- **WHAT TO PRODUCE**
Look through the data for the string "text". Copy every line where it is found.

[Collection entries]

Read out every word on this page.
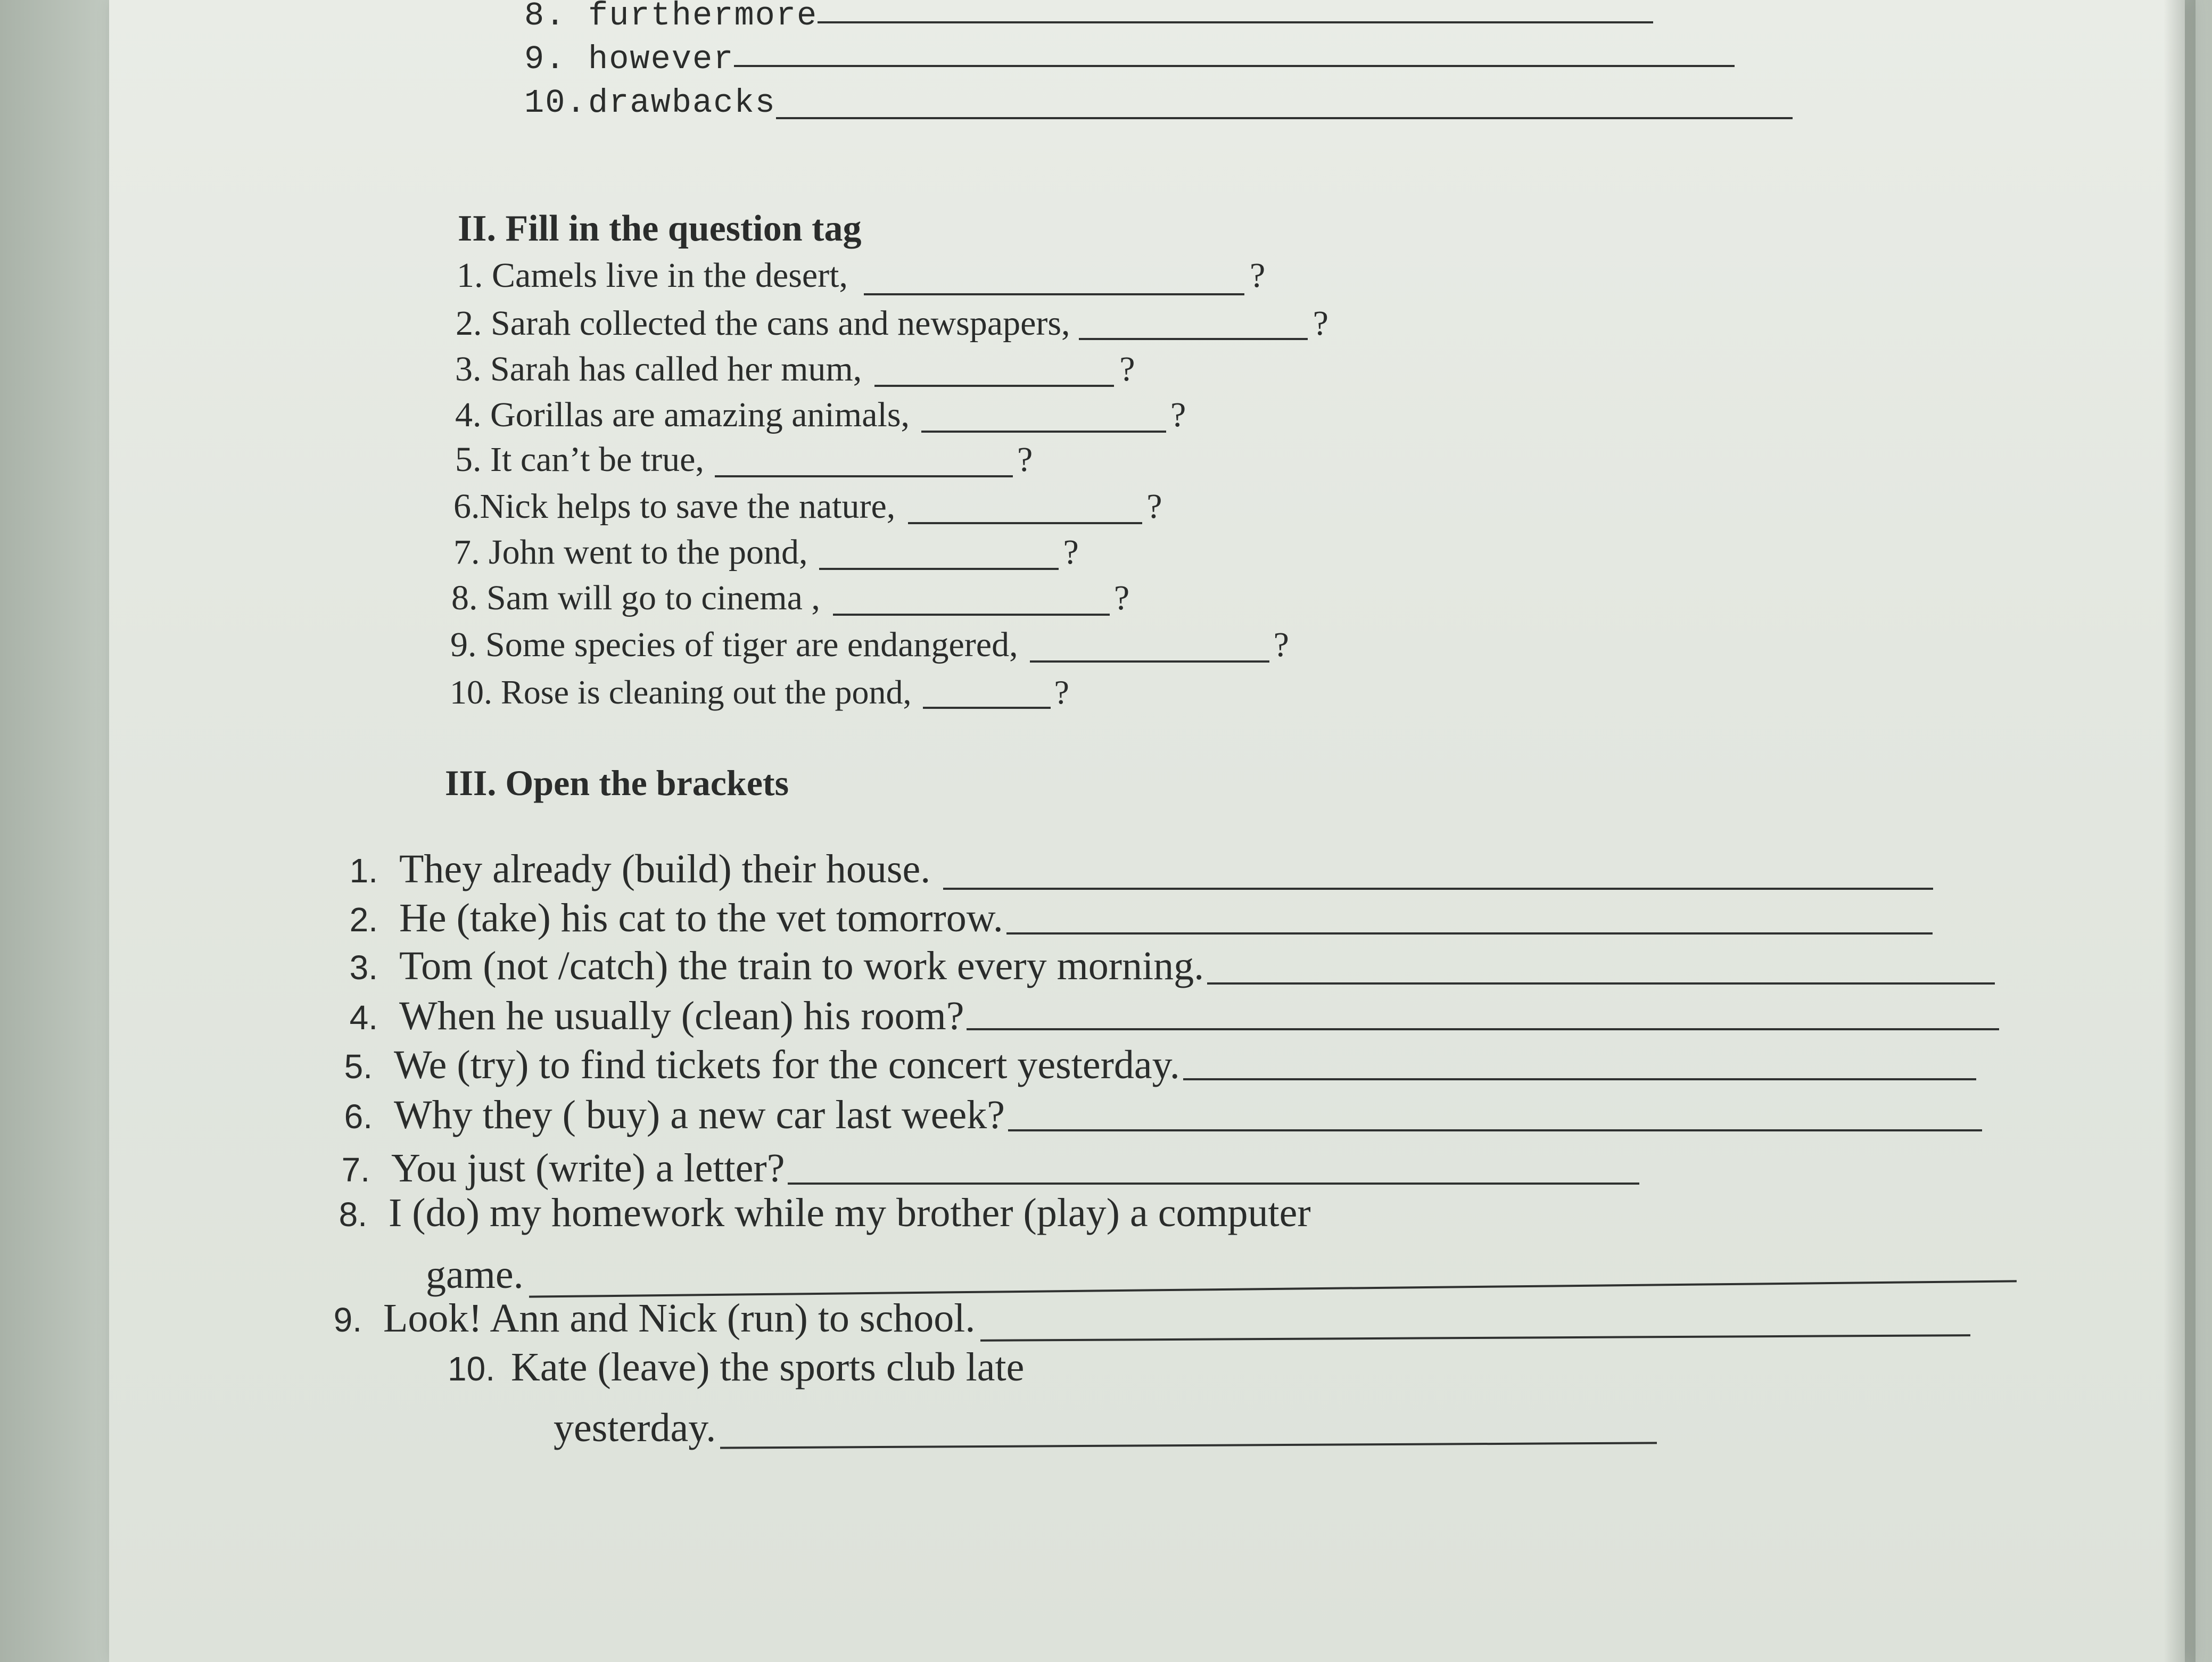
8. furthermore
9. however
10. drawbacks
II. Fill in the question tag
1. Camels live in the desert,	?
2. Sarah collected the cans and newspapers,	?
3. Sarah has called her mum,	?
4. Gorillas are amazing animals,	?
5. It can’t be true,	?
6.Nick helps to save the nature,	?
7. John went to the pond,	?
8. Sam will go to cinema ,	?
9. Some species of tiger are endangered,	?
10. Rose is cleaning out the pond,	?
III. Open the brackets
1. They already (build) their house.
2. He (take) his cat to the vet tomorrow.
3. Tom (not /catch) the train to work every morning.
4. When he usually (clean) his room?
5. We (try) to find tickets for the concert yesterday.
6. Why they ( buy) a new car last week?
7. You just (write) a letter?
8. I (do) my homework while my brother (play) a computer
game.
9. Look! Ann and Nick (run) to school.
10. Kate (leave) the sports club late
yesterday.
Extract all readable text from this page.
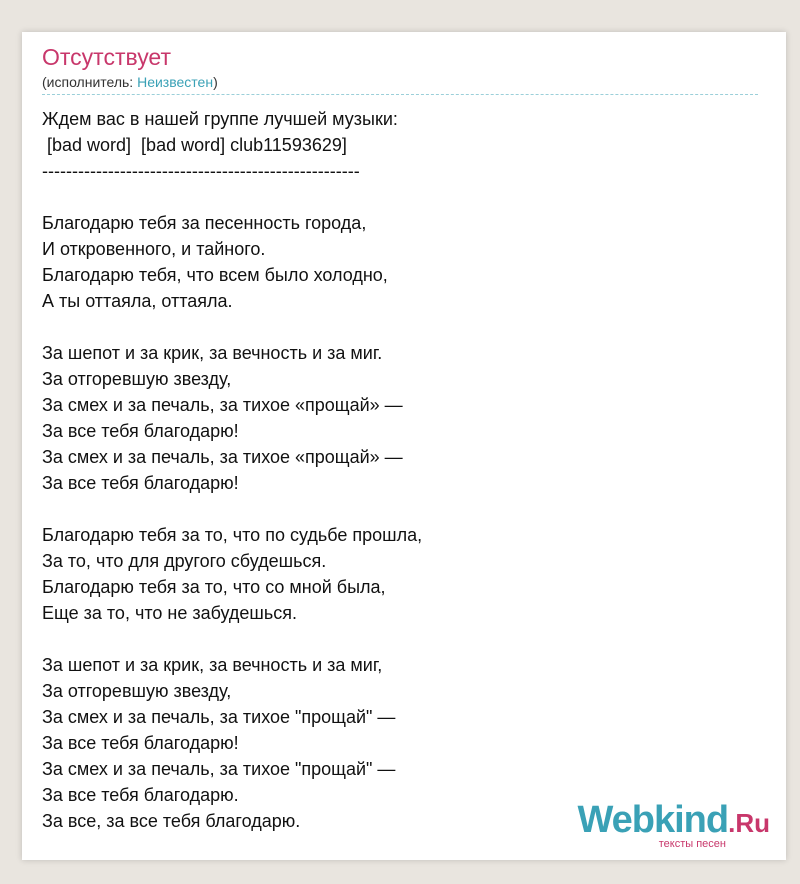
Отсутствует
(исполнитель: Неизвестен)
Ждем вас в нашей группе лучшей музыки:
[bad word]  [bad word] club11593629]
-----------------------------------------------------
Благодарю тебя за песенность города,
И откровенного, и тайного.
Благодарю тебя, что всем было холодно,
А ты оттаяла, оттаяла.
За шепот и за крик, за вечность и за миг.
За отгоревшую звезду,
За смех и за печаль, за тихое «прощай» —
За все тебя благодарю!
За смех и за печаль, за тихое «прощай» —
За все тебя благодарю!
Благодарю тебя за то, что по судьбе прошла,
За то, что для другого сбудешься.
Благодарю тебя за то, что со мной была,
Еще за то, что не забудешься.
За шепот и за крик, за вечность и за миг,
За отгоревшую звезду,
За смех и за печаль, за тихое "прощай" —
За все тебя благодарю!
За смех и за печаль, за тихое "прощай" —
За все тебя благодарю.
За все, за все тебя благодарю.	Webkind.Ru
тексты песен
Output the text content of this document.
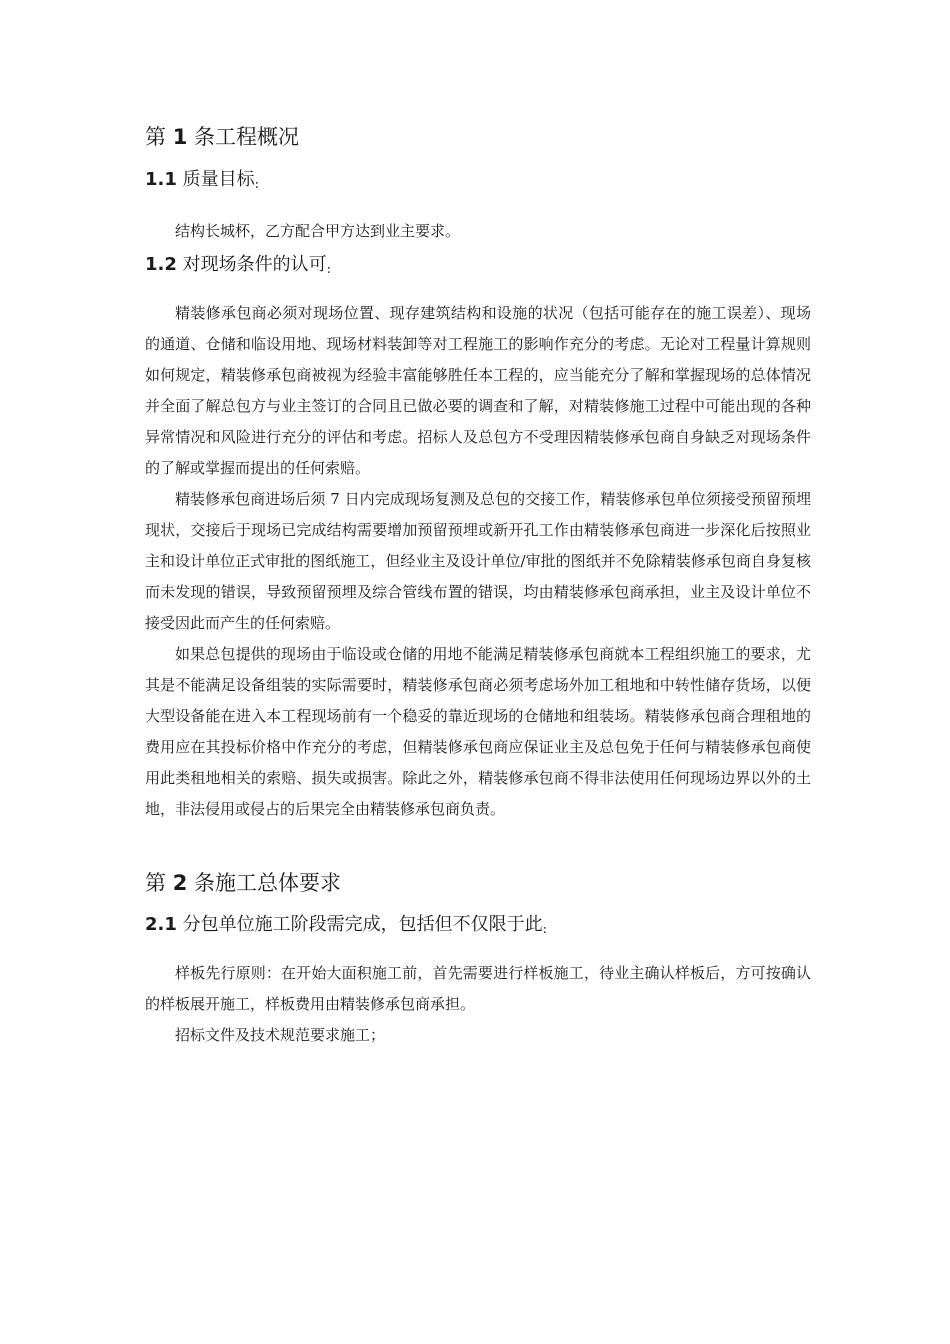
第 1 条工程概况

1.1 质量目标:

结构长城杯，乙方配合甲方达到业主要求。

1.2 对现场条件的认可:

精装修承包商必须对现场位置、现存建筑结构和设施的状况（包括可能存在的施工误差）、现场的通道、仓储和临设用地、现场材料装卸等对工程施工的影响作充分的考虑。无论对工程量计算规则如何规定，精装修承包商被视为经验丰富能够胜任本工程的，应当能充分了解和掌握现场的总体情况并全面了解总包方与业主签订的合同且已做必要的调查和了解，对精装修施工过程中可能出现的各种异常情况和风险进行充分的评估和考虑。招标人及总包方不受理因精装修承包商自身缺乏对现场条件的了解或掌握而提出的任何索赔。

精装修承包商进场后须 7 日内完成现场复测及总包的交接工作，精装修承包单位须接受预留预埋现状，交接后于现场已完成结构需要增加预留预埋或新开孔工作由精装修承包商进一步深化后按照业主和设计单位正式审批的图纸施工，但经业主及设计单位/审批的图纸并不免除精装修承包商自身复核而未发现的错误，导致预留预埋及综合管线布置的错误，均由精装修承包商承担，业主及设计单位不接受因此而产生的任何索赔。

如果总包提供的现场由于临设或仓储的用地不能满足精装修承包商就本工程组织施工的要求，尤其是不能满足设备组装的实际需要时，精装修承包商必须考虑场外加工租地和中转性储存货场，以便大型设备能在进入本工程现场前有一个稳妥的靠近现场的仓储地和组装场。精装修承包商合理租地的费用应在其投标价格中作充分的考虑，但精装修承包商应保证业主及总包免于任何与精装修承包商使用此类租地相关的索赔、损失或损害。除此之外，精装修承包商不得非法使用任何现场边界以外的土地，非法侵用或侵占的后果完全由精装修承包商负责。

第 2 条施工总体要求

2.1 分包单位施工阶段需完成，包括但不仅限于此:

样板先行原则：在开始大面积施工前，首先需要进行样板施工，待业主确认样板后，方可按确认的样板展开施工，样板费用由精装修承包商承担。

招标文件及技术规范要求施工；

- **REPLY**
Extract all readable text from this page.
Output the text content of this document.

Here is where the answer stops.